EXTRACTED INFORMATION:
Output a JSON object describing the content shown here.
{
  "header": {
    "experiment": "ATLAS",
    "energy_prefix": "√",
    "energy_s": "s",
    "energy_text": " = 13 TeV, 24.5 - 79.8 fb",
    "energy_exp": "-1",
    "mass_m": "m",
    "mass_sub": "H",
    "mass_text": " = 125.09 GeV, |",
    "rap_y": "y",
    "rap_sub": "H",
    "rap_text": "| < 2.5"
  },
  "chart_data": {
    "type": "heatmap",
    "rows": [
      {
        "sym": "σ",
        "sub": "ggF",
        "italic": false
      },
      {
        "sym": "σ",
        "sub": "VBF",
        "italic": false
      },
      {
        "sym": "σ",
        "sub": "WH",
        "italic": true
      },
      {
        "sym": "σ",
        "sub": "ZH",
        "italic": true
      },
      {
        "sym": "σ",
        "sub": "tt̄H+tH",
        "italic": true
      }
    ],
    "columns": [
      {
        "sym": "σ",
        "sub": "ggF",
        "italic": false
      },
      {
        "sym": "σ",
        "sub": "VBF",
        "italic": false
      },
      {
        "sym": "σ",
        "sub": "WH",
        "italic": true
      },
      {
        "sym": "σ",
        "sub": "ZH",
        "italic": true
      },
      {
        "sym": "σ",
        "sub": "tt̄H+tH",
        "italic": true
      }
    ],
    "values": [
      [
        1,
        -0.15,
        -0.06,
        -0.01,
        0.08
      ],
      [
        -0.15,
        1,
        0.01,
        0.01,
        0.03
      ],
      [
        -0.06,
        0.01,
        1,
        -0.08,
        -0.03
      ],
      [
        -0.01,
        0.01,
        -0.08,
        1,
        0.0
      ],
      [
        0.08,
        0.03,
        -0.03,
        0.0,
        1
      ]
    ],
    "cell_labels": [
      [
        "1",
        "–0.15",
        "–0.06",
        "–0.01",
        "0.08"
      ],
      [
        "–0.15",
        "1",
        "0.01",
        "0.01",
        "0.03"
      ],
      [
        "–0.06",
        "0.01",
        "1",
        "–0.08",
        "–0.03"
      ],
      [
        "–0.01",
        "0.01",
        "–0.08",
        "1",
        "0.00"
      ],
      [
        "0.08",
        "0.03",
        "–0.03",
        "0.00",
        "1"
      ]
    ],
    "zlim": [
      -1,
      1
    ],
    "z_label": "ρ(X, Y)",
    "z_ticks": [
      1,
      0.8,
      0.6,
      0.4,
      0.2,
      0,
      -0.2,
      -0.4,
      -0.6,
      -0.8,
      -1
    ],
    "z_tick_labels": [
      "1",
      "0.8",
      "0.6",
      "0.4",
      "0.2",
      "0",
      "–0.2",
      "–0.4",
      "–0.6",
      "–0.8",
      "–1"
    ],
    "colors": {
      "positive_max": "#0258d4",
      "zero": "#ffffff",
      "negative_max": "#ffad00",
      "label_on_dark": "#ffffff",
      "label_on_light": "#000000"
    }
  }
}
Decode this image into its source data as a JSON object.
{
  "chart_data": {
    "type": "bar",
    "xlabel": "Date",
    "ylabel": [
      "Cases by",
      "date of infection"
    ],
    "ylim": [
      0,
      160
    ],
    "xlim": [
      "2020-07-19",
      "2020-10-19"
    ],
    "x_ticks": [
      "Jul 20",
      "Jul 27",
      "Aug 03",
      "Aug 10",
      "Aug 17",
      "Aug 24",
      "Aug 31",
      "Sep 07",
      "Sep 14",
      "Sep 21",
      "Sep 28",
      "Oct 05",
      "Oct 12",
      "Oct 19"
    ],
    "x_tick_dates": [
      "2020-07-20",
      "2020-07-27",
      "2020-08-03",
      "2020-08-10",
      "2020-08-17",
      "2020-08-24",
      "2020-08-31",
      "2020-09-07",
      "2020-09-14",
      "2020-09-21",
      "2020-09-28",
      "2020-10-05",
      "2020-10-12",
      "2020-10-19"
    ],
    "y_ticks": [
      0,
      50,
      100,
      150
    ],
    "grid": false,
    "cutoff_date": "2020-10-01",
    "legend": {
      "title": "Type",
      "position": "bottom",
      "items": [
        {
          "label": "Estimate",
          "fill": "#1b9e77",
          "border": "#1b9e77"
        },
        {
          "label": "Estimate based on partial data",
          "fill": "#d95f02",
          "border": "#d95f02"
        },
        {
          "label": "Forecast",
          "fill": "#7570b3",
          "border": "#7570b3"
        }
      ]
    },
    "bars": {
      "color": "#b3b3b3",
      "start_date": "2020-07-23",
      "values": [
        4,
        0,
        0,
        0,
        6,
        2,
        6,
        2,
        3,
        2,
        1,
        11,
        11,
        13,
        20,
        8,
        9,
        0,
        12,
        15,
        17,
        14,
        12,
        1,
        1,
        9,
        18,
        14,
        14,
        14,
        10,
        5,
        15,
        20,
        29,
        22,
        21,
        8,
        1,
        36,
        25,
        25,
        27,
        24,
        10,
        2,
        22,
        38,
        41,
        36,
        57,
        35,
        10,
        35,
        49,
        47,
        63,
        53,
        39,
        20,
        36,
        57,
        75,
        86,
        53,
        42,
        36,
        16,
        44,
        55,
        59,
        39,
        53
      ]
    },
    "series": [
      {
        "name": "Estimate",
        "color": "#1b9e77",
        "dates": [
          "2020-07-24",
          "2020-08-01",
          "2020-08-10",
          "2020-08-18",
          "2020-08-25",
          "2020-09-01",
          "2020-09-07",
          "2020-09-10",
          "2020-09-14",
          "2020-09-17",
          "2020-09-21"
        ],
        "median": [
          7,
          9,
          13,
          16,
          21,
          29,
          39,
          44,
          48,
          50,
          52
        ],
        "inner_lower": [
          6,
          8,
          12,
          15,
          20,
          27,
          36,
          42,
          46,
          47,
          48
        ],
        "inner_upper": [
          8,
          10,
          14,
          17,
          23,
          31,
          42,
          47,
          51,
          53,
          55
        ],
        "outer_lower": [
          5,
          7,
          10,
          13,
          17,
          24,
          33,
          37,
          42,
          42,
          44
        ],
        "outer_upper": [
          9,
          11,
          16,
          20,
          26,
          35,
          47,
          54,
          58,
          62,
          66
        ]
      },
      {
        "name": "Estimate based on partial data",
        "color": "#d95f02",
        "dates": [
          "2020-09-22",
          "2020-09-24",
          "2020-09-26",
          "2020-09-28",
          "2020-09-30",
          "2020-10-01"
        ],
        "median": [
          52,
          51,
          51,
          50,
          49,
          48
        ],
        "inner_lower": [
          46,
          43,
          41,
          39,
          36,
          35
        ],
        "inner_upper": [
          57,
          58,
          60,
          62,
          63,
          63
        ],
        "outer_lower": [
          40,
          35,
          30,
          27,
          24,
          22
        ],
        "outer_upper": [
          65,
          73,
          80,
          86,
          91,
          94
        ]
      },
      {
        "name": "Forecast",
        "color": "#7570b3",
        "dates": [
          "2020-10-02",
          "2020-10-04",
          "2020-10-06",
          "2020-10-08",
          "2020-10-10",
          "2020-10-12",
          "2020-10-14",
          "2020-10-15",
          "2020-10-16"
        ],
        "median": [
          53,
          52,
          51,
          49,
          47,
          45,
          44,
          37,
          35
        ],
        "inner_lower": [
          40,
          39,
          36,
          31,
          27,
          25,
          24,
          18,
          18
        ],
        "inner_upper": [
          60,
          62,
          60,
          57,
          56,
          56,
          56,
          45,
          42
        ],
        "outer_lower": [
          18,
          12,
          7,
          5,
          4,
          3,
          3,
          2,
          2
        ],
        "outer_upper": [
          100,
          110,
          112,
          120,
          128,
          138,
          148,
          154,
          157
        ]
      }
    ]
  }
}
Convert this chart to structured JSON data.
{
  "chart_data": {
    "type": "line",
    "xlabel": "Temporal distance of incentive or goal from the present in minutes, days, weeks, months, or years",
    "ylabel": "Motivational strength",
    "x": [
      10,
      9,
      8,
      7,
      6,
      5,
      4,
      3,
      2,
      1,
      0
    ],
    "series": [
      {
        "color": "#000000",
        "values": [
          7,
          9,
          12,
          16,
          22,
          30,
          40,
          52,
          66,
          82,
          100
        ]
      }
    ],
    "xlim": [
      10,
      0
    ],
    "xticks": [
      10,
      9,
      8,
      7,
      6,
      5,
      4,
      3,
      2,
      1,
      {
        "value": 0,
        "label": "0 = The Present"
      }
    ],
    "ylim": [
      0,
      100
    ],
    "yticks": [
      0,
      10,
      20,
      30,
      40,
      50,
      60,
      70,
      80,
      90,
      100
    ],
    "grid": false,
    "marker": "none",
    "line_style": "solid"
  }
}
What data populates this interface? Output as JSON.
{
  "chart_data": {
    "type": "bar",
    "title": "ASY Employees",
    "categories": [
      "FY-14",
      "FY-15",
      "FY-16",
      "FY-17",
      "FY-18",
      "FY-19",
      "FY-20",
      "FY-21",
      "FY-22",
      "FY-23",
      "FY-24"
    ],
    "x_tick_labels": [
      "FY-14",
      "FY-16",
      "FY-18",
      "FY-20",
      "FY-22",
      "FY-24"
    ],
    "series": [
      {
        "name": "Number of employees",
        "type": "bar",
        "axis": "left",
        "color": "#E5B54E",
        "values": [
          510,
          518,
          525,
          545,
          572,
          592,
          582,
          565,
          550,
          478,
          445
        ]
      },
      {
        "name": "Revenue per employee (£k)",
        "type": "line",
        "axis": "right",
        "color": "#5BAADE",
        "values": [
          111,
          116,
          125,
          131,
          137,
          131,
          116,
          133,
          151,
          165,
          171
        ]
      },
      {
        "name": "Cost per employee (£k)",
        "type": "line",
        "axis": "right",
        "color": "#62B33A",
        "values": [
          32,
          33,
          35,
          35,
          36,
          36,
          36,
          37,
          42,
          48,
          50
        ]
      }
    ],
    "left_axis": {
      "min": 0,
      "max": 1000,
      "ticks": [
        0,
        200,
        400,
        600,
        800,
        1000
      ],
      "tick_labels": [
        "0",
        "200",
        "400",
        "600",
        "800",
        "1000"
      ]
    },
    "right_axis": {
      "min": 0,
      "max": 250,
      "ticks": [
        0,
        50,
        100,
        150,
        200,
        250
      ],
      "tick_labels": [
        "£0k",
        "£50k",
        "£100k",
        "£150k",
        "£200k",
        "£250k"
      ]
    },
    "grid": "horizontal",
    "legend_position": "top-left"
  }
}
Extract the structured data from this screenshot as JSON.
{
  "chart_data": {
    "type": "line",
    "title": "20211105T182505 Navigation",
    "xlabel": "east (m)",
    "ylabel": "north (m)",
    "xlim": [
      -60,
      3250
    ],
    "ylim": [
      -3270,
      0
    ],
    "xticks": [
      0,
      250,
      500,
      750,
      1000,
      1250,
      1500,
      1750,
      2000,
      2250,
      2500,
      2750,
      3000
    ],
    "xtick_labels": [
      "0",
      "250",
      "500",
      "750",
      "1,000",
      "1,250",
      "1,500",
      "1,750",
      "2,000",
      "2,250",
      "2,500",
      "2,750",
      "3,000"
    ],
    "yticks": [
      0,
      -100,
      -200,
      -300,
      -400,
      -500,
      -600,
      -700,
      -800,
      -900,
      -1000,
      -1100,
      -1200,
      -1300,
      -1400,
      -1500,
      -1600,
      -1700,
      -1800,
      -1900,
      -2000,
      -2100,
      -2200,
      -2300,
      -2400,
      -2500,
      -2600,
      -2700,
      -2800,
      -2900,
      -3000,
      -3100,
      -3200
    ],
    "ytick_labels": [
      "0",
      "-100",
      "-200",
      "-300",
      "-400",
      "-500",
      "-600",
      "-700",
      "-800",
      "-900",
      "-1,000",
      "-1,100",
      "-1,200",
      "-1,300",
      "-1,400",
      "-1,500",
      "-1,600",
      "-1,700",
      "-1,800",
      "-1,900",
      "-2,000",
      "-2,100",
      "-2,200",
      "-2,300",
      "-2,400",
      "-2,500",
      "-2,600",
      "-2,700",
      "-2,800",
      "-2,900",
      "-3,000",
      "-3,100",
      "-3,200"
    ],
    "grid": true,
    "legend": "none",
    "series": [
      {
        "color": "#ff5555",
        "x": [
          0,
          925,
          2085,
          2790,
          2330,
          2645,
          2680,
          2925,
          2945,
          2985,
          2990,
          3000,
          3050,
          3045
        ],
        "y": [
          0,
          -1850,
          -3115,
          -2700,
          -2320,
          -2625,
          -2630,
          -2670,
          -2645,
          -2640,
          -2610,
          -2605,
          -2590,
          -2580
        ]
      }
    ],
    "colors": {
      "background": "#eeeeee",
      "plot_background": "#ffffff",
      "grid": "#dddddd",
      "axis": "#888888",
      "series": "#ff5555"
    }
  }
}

EXERCISE DETAILS: Each line in the listing above either holds the string "xlabel" or does not; state how many do, giving the number only.

FULL RESPONSE: 3